Task description. Search the records for "value" and copy each line that holds it.

(Stored records)
(begin)

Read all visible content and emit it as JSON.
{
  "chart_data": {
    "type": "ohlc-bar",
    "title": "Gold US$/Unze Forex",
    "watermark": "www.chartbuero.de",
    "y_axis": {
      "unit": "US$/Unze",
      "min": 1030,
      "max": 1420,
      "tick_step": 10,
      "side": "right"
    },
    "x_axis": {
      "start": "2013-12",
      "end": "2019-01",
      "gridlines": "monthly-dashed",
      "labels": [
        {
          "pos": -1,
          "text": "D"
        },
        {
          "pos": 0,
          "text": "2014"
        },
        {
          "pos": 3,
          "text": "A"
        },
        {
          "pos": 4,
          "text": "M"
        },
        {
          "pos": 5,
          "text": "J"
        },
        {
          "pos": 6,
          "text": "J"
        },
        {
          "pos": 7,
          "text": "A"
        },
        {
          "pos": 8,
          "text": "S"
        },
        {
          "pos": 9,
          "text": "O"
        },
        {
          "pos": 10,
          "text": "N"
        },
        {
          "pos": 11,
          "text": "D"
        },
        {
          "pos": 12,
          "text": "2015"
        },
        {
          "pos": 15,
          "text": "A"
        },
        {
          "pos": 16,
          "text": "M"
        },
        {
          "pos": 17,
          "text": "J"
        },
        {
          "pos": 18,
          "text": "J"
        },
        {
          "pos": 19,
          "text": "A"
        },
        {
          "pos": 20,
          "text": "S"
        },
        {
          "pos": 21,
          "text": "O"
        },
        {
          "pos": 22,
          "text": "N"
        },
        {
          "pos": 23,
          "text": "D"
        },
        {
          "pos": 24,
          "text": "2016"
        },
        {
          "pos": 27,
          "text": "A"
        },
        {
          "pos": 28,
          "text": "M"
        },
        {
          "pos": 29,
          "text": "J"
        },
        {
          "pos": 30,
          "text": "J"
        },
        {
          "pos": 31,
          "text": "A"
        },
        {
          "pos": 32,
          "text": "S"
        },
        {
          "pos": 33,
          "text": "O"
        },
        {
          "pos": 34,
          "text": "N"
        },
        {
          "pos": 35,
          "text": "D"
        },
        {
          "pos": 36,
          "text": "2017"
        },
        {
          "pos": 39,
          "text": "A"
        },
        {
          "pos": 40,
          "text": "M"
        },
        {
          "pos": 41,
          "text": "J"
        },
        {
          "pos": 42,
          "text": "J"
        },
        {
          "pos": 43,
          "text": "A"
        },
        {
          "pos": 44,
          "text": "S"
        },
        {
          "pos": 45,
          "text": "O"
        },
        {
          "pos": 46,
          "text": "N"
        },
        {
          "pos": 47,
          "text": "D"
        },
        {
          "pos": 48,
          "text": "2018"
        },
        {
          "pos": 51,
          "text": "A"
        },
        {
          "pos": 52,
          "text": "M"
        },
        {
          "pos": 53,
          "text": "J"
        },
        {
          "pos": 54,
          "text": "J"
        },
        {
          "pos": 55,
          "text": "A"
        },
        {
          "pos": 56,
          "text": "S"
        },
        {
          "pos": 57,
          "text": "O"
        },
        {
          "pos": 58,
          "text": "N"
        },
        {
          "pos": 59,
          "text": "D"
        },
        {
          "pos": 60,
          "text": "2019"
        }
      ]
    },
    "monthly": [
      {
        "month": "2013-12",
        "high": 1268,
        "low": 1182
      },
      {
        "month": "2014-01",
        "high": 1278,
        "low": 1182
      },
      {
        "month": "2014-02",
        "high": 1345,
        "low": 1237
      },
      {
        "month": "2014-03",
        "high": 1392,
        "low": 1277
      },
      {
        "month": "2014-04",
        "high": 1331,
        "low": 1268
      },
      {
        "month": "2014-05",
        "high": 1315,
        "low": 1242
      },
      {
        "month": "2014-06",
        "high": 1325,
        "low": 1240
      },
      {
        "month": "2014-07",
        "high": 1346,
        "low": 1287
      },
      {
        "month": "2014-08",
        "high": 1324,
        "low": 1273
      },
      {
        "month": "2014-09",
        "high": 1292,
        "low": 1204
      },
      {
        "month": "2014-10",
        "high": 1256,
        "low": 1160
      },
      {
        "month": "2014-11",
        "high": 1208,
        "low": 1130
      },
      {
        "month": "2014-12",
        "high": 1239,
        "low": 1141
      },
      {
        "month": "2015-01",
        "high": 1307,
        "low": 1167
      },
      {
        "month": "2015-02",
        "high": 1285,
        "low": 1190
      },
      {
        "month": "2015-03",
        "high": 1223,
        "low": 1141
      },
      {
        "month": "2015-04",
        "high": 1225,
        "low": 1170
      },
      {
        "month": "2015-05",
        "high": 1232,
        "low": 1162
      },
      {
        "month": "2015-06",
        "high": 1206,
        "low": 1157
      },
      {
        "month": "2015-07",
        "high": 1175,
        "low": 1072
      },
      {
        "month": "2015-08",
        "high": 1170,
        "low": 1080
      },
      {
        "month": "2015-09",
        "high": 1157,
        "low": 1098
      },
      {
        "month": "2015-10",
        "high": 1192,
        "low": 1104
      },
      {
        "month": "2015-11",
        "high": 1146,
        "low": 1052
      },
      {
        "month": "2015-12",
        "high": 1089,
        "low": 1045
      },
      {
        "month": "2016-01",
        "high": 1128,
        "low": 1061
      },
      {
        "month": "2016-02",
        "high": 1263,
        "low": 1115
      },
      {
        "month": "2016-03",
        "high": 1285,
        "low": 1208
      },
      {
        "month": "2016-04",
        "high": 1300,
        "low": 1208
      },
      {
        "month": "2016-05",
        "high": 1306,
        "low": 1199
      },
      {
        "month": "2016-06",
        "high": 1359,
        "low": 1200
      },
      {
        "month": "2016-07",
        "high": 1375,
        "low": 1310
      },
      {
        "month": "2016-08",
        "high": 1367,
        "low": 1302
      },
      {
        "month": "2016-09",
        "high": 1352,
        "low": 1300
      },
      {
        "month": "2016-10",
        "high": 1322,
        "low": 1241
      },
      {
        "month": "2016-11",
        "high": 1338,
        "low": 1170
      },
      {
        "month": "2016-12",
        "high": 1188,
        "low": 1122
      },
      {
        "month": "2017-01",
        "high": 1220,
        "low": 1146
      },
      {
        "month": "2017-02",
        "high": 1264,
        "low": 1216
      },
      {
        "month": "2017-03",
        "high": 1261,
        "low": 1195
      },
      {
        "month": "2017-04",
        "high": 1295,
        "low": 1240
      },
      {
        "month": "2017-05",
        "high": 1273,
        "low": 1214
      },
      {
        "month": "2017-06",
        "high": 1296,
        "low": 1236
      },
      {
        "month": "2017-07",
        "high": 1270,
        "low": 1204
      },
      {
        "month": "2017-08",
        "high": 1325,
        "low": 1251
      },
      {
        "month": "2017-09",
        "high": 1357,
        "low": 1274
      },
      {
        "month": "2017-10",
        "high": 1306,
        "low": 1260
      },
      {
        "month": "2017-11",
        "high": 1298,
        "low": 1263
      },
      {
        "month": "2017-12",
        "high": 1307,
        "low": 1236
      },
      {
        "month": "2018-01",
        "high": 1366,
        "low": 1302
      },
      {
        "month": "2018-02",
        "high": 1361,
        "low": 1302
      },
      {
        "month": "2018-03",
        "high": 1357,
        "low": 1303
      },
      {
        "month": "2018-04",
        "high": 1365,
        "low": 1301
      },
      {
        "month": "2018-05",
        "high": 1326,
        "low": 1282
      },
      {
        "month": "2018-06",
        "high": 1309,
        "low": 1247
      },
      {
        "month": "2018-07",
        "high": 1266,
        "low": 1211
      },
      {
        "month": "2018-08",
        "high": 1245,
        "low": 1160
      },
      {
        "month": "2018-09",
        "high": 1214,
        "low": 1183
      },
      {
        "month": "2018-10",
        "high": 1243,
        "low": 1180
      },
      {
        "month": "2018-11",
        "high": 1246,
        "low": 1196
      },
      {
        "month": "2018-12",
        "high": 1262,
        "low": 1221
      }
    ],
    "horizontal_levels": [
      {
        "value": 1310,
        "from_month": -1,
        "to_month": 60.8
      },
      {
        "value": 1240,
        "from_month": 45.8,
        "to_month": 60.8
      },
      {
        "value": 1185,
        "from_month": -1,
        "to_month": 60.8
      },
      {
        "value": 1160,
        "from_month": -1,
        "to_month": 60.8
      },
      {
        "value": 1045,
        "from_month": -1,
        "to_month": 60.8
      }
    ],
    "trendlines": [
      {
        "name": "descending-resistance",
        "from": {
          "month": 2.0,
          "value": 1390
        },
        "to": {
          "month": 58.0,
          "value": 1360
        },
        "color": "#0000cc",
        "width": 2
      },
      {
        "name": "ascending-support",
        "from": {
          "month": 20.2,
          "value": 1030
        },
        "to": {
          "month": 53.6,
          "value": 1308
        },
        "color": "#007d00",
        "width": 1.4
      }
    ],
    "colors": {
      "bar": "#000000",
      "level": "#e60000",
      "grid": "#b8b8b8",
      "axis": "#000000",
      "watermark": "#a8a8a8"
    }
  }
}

(end)

Answer for this exercise.
        "value": 1310,
        "value": 1240,
        "value": 1185,
        "value": 1160,
        "value": 1045,
          "value": 1390
          "value": 1360
          "value": 1030
          "value": 1308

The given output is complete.